WORK TO DO ->
Go through the data below. List every line that holds the word "nabavka".

####

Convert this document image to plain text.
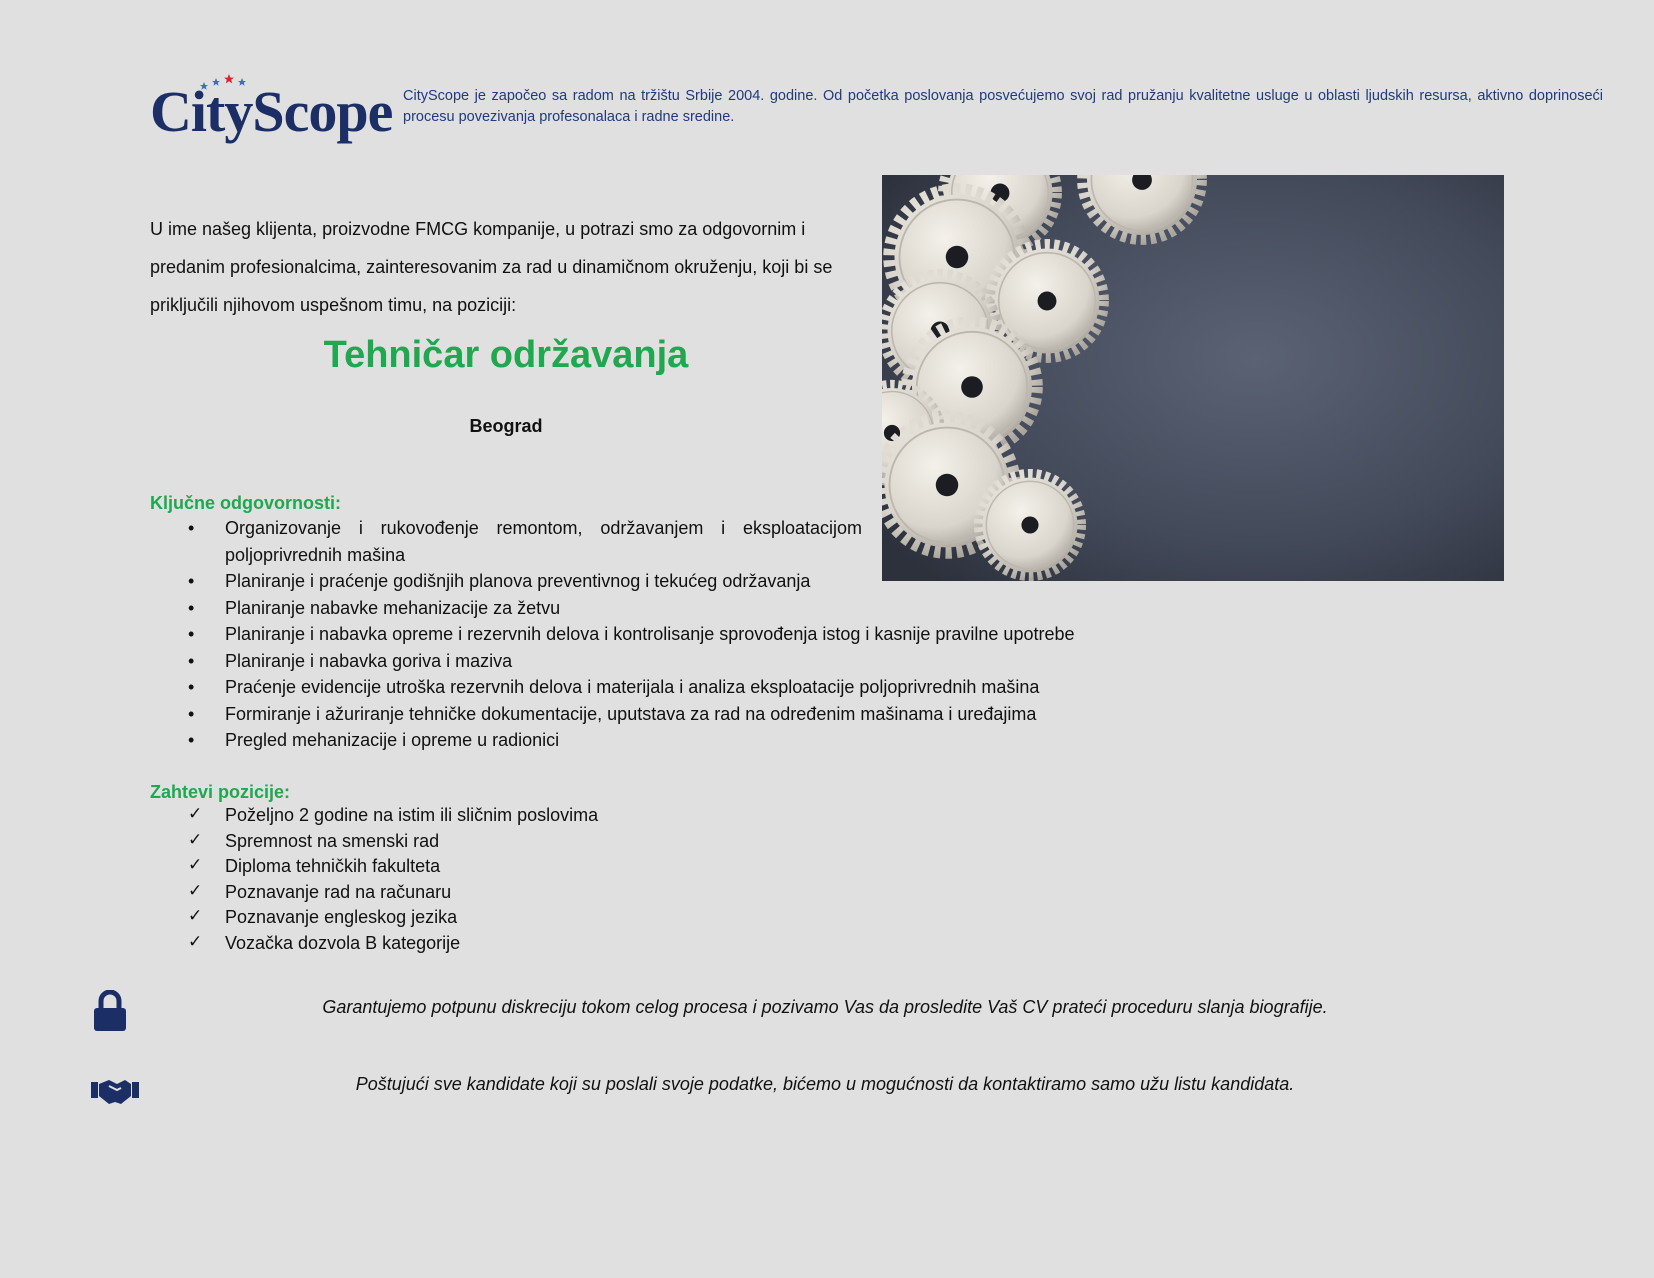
CityScope CityScope je započeo sa radom na tržištu Srbije 2004. godine. Od početka poslovanja posvećujemo svoj rad pružanju kvalitetne usluge u oblasti ljudskih resursa, aktivno doprinoseći procesu povezivanja profesonalaca i radne sredine.
U ime našeg klijenta, proizvodne FMCG kompanije, u potrazi smo za odgovornim i predanim profesionalcima, zainteresovanim za rad u dinamičnom okruženju, koji bi se priključili njihovom uspešnom timu, na poziciji:
Tehničar održavanja
Beograd
Ključne odgovornosti:
• Organizovanje i rukovođenje remontom, održavanjem i eksploatacijom poljoprivrednih mašina
• Planiranje i praćenje godišnjih planova preventivnog i tekućeg održavanja
• Planiranje nabavke mehanizacije za žetvu
• Planiranje i nabavka opreme i rezervnih delova i kontrolisanje sprovođenja istog i kasnije pravilne upotrebe
• Planiranje i nabavka goriva i maziva
• Praćenje evidencije utroška rezervnih delova i materijala i analiza eksploatacije poljoprivrednih mašina
• Formiranje i ažuriranje tehničke dokumentacije, uputstava za rad na određenim mašinama i uređajima
• Pregled mehanizacije i opreme u radionici
Zahtevi pozicije:
✓ Poželjno 2 godine na istim ili sličnim poslovima
✓ Spremnost na smenski rad
✓ Diploma tehničkih fakulteta
✓ Poznavanje rad na računaru
✓ Poznavanje engleskog jezika
✓ Vozačka dozvola B kategorije
Garantujemo potpunu diskreciju tokom celog procesa i pozivamo Vas da prosledite Vaš CV prateći proceduru slanja biografije.
Poštujući sve kandidate koji su poslali svoje podatke, bićemo u mogućnosti da kontaktiramo samo užu listu kandidata.
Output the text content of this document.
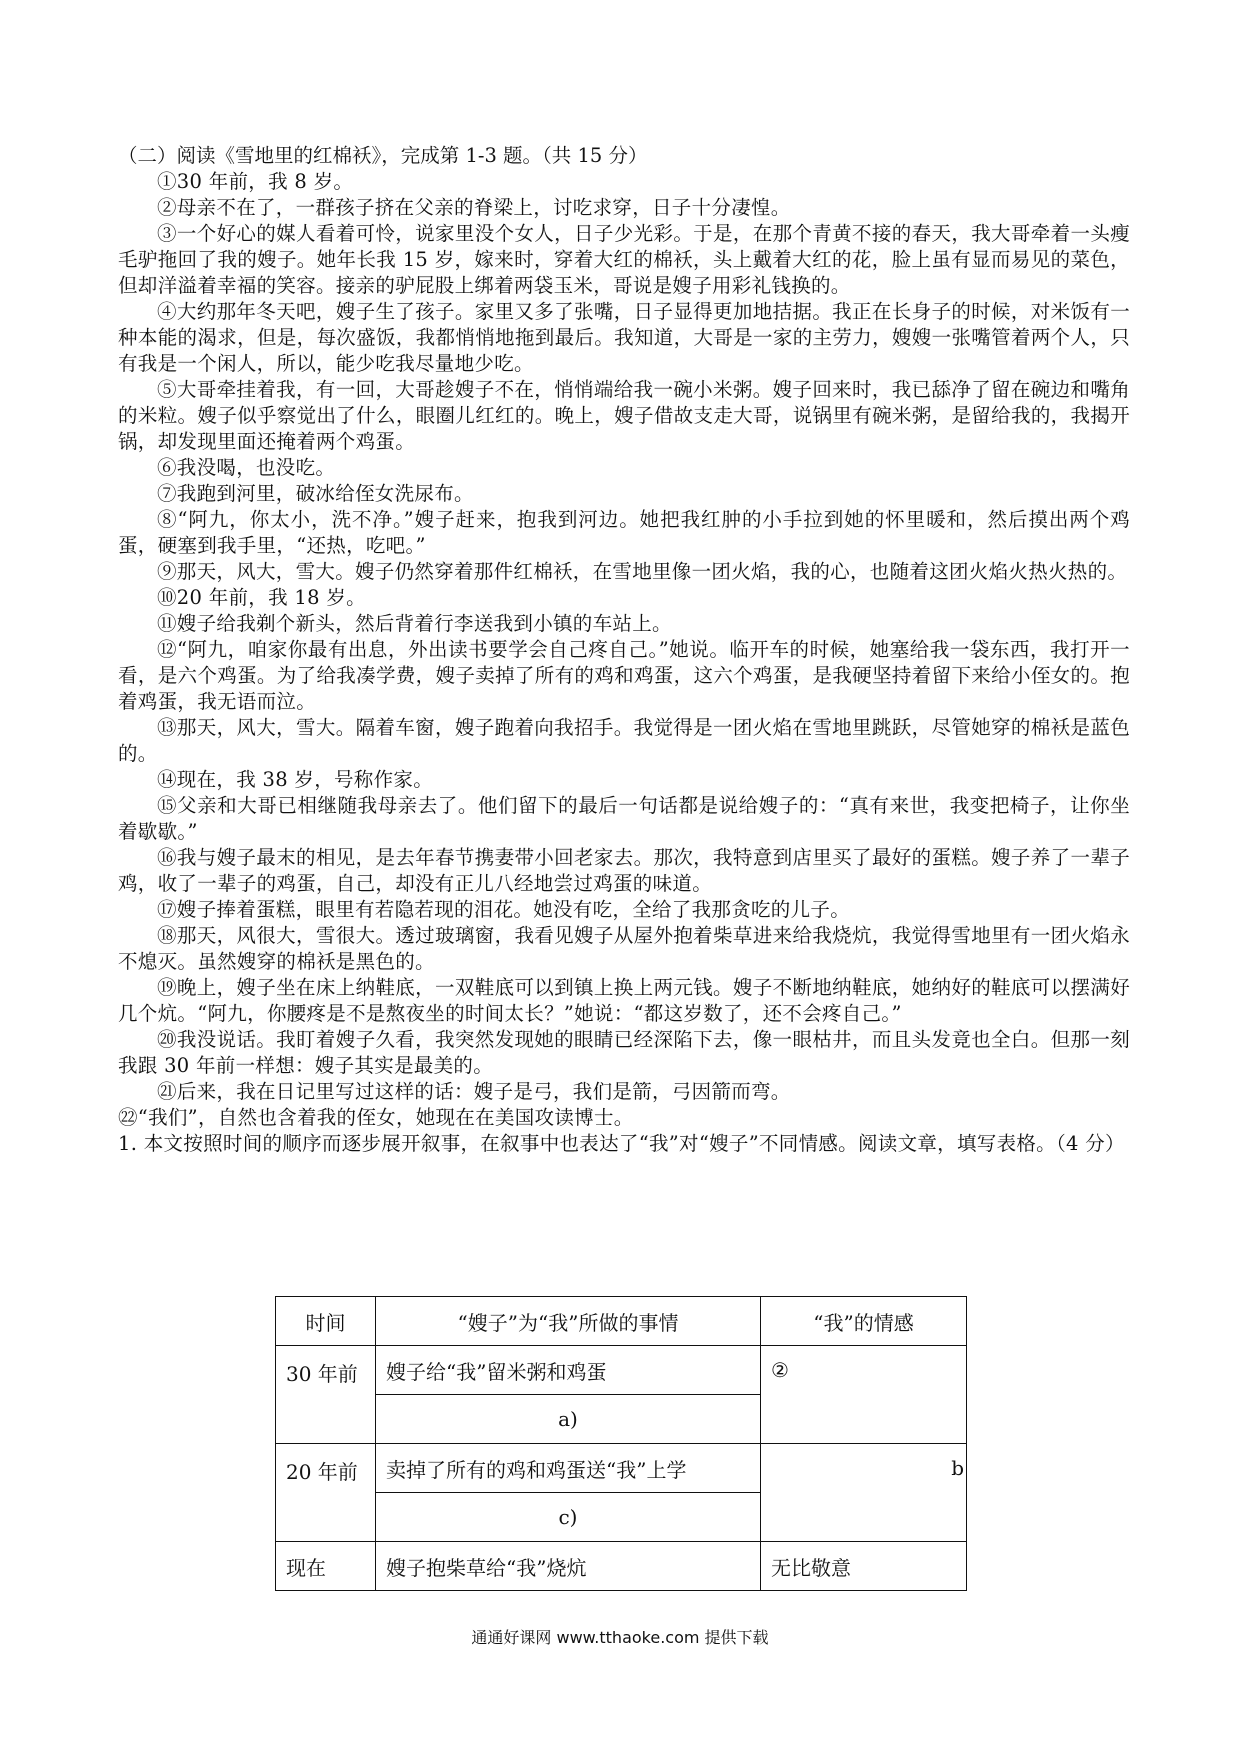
（二）阅读《雪地里的红棉袄》，完成第 1-3 题。（共 15 分）

①30 年前，我 8 岁。

②母亲不在了，一群孩子挤在父亲的脊梁上，讨吃求穿，日子十分凄惶。

③一个好心的媒人看着可怜，说家里没个女人，日子少光彩。于是，在那个青黄不接的春天，我大哥牵着一头瘦毛驴拖回了我的嫂子。她年长我 15 岁，嫁来时，穿着大红的棉袄，头上戴着大红的花，脸上虽有显而易见的菜色，但却洋溢着幸福的笑容。接亲的驴屁股上绑着两袋玉米，哥说是嫂子用彩礼钱换的。

④大约那年冬天吧，嫂子生了孩子。家里又多了张嘴，日子显得更加地拮据。我正在长身子的时候，对米饭有一种本能的渴求，但是，每次盛饭，我都悄悄地拖到最后。我知道，大哥是一家的主劳力，嫂嫂一张嘴管着两个人，只有我是一个闲人，所以，能少吃我尽量地少吃。

⑤大哥牵挂着我，有一回，大哥趁嫂子不在，悄悄端给我一碗小米粥。嫂子回来时，我已舔净了留在碗边和嘴角的米粒。嫂子似乎察觉出了什么，眼圈儿红红的。晚上，嫂子借故支走大哥，说锅里有碗米粥，是留给我的，我揭开锅，却发现里面还掩着两个鸡蛋。

⑥我没喝，也没吃。

⑦我跑到河里，破冰给侄女洗尿布。

⑧“阿九，你太小，洗不净。”嫂子赶来，抱我到河边。她把我红肿的小手拉到她的怀里暖和，然后摸出两个鸡蛋，硬塞到我手里，“还热，吃吧。”

⑨那天，风大，雪大。嫂子仍然穿着那件红棉袄，在雪地里像一团火焰，我的心，也随着这团火焰火热火热的。

⑩20 年前，我 18 岁。

⑪嫂子给我剃个新头，然后背着行李送我到小镇的车站上。

⑫“阿九，咱家你最有出息，外出读书要学会自己疼自己。”她说。临开车的时候，她塞给我一袋东西，我打开一看，是六个鸡蛋。为了给我凑学费，嫂子卖掉了所有的鸡和鸡蛋，这六个鸡蛋，是我硬坚持着留下来给小侄女的。抱着鸡蛋，我无语而泣。

⑬那天，风大，雪大。隔着车窗，嫂子跑着向我招手。我觉得是一团火焰在雪地里跳跃，尽管她穿的棉袄是蓝色的。

⑭现在，我 38 岁，号称作家。

⑮父亲和大哥已相继随我母亲去了。他们留下的最后一句话都是说给嫂子的：“真有来世，我变把椅子，让你坐着歇歇。”

⑯我与嫂子最末的相见，是去年春节携妻带小回老家去。那次，我特意到店里买了最好的蛋糕。嫂子养了一辈子鸡，收了一辈子的鸡蛋，自己，却没有正儿八经地尝过鸡蛋的味道。

⑰嫂子捧着蛋糕，眼里有若隐若现的泪花。她没有吃，全给了我那贪吃的儿子。

⑱那天，风很大，雪很大。透过玻璃窗，我看见嫂子从屋外抱着柴草进来给我烧炕，我觉得雪地里有一团火焰永不熄灭。虽然嫂穿的棉袄是黑色的。

⑲晚上，嫂子坐在床上纳鞋底，一双鞋底可以到镇上换上两元钱。嫂子不断地纳鞋底，她纳好的鞋底可以摆满好几个炕。“阿九，你腰疼是不是熬夜坐的时间太长？”她说：“都这岁数了，还不会疼自己。”

⑳我没说话。我盯着嫂子久看，我突然发现她的眼睛已经深陷下去，像一眼枯井，而且头发竟也全白。但那一刻我跟 30 年前一样想：嫂子其实是最美的。

㉑后来，我在日记里写过这样的话：嫂子是弓，我们是箭，弓因箭而弯。

㉒“我们”，自然也含着我的侄女，她现在在美国攻读博士。

1. 本文按照时间的顺序而逐步展开叙事，在叙事中也表达了“我”对“嫂子”不同情感。阅读文章，填写表格。（4 分）

时间	“嫂子”为“我”所做的事情	“我”的情感
30 年前	嫂子给“我”留米粥和鸡蛋	②
	a)	
20 年前	卖掉了所有的鸡和鸡蛋送“我”上学	b
	c)	
现在	嫂子抱柴草给“我”烧炕	无比敬意
通通好课网 www.tthaoke.com 提供下载
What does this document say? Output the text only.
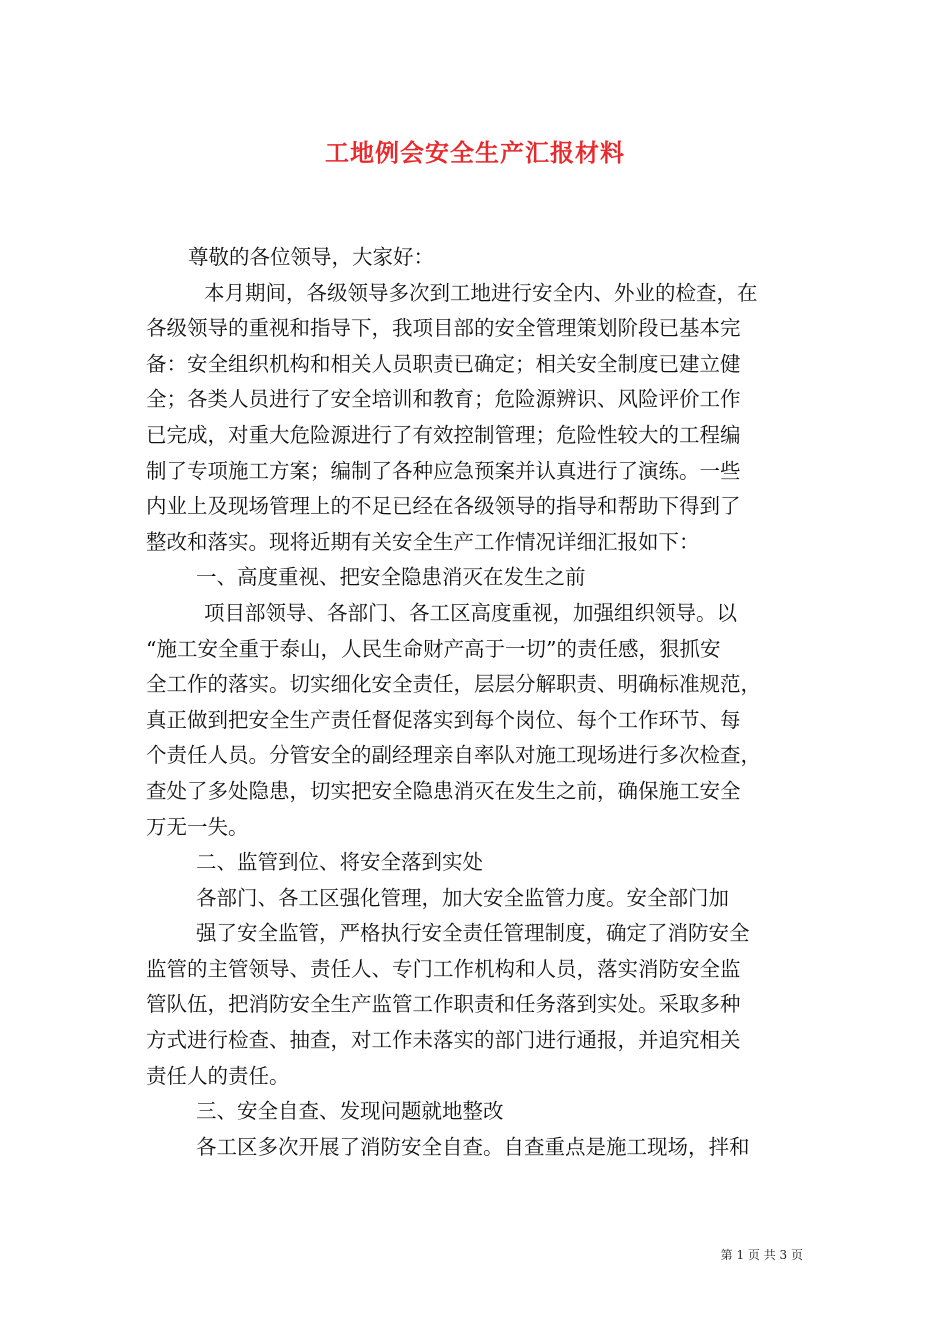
工地例会安全生产汇报材料
尊敬的各位领导，大家好：
本月期间，各级领导多次到工地进行安全内、外业的检查，在
各级领导的重视和指导下，我项目部的安全管理策划阶段已基本完
备：安全组织机构和相关人员职责已确定；相关安全制度已建立健
全；各类人员进行了安全培训和教育；危险源辨识、风险评价工作
已完成，对重大危险源进行了有效控制管理；危险性较大的工程编
制了专项施工方案；编制了各种应急预案并认真进行了演练。一些
内业上及现场管理上的不足已经在各级领导的指导和帮助下得到了
整改和落实。现将近期有关安全生产工作情况详细汇报如下：
一、高度重视、把安全隐患消灭在发生之前
项目部领导、各部门、各工区高度重视，加强组织领导。以
“施工安全重于泰山，人民生命财产高于一切”的责任感，狠抓安
全工作的落实。切实细化安全责任，层层分解职责、明确标准规范，
真正做到把安全生产责任督促落实到每个岗位、每个工作环节、每
个责任人员。分管安全的副经理亲自率队对施工现场进行多次检查，
查处了多处隐患，切实把安全隐患消灭在发生之前，确保施工安全
万无一失。
二、监管到位、将安全落到实处
各部门、各工区强化管理，加大安全监管力度。安全部门加
强了安全监管，严格执行安全责任管理制度，确定了消防安全
监管的主管领导、责任人、专门工作机构和人员，落实消防安全监
管队伍，把消防安全生产监管工作职责和任务落到实处。采取多种
方式进行检查、抽查，对工作未落实的部门进行通报，并追究相关
责任人的责任。
三、安全自查、发现问题就地整改
各工区多次开展了消防安全自查。自查重点是施工现场，拌和
第 1 页 共 3 页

####

RESPONSE ->
• Planiranje i nabavka opreme i rezervnih delova i kontrolisanje sprovođenja istog i kasnije pravilne upotrebe
• Planiranje i nabavka goriva i maziva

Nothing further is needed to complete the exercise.